**Request:**
Every line of the data must be copied exactly.
======== Data for processing ========
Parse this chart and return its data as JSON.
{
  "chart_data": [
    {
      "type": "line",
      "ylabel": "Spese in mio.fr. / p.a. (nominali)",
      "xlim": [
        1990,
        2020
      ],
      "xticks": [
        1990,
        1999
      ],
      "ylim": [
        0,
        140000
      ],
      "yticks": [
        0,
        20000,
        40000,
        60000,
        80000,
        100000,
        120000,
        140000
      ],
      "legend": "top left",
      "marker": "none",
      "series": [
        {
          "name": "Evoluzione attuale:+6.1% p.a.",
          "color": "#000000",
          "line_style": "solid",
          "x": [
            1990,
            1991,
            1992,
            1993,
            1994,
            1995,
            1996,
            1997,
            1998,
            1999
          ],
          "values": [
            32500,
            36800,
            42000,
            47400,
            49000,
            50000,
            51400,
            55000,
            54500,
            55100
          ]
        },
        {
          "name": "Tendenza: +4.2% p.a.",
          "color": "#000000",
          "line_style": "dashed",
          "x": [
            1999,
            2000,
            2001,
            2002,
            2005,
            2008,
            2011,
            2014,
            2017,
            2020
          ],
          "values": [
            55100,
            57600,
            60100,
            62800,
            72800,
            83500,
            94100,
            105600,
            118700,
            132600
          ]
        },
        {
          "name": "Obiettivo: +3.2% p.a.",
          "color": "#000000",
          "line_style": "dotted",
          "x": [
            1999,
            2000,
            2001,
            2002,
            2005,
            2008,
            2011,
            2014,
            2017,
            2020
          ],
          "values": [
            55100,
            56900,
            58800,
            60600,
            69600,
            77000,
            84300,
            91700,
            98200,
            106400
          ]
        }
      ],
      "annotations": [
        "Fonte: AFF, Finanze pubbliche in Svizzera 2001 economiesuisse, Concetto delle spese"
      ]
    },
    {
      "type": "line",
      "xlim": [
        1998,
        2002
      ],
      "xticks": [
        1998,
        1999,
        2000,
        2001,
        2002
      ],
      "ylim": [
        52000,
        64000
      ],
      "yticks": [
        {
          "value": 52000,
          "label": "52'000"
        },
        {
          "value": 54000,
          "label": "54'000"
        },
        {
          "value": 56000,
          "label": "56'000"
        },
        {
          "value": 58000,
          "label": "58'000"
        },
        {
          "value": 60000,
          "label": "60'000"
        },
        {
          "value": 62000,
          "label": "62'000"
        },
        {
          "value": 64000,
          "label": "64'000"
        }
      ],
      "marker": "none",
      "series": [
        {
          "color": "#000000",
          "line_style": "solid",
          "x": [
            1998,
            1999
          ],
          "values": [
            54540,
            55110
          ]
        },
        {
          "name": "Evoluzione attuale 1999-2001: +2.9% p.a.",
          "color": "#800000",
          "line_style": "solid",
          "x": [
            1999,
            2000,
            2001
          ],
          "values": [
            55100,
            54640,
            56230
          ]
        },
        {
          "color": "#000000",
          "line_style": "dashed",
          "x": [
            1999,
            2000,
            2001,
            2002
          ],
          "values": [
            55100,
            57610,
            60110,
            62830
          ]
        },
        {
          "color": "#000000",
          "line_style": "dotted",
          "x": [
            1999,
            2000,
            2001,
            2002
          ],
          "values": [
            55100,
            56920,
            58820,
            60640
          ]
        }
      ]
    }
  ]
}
========
**Result below:**
Parse this chart and return its data as JSON.
{
  "chart_data": [
    {
      "type": "line",
      "ylabel": "Spese in mio.fr. / p.a. (nominali)",
      "xlim": [
        1990,
        2020
      ],
      "xticks": [
        1990,
        1999
      ],
      "ylim": [
        0,
        140000
      ],
      "yticks": [
        0,
        20000,
        40000,
        60000,
        80000,
        100000,
        120000,
        140000
      ],
      "legend": "top left",
      "marker": "none",
      "series": [
        {
          "name": "Evoluzione attuale:+6.1% p.a.",
          "color": "#000000",
          "line_style": "solid",
          "x": [
            1990,
            1991,
            1992,
            1993,
            1994,
            1995,
            1996,
            1997,
            1998,
            1999
          ],
          "values": [
            32500,
            36800,
            42000,
            47400,
            49000,
            50000,
            51400,
            55000,
            54500,
            55100
          ]
        },
        {
          "name": "Tendenza: +4.2% p.a.",
          "color": "#000000",
          "line_style": "dashed",
          "x": [
            1999,
            2000,
            2001,
            2002,
            2005,
            2008,
            2011,
            2014,
            2017,
            2020
          ],
          "values": [
            55100,
            57600,
            60100,
            62800,
            72800,
            83500,
            94100,
            105600,
            118700,
            132600
          ]
        },
        {
          "name": "Obiettivo: +3.2% p.a.",
          "color": "#000000",
          "line_style": "dotted",
          "x": [
            1999,
            2000,
            2001,
            2002,
            2005,
            2008,
            2011,
            2014,
            2017,
            2020
          ],
          "values": [
            55100,
            56900,
            58800,
            60600,
            69600,
            77000,
            84300,
            91700,
            98200,
            106400
          ]
        }
      ],
      "annotations": [
        "Fonte: AFF, Finanze pubbliche in Svizzera 2001 economiesuisse, Concetto delle spese"
      ]
    },
    {
      "type": "line",
      "xlim": [
        1998,
        2002
      ],
      "xticks": [
        1998,
        1999,
        2000,
        2001,
        2002
      ],
      "ylim": [
        52000,
        64000
      ],
      "yticks": [
        {
          "value": 52000,
          "label": "52'000"
        },
        {
          "value": 54000,
          "label": "54'000"
        },
        {
          "value": 56000,
          "label": "56'000"
        },
        {
          "value": 58000,
          "label": "58'000"
        },
        {
          "value": 60000,
          "label": "60'000"
        },
        {
          "value": 62000,
          "label": "62'000"
        },
        {
          "value": 64000,
          "label": "64'000"
        }
      ],
      "marker": "none",
      "series": [
        {
          "color": "#000000",
          "line_style": "solid",
          "x": [
            1998,
            1999
          ],
          "values": [
            54540,
            55110
          ]
        },
        {
          "name": "Evoluzione attuale 1999-2001: +2.9% p.a.",
          "color": "#800000",
          "line_style": "solid",
          "x": [
            1999,
            2000,
            2001
          ],
          "values": [
            55100,
            54640,
            56230
          ]
        },
        {
          "color": "#000000",
          "line_style": "dashed",
          "x": [
            1999,
            2000,
            2001,
            2002
          ],
          "values": [
            55100,
            57610,
            60110,
            62830
          ]
        },
        {
          "color": "#000000",
          "line_style": "dotted",
          "x": [
            1999,
            2000,
            2001,
            2002
          ],
          "values": [
            55100,
            56920,
            58820,
            60640
          ]
        }
      ]
    }
  ]
}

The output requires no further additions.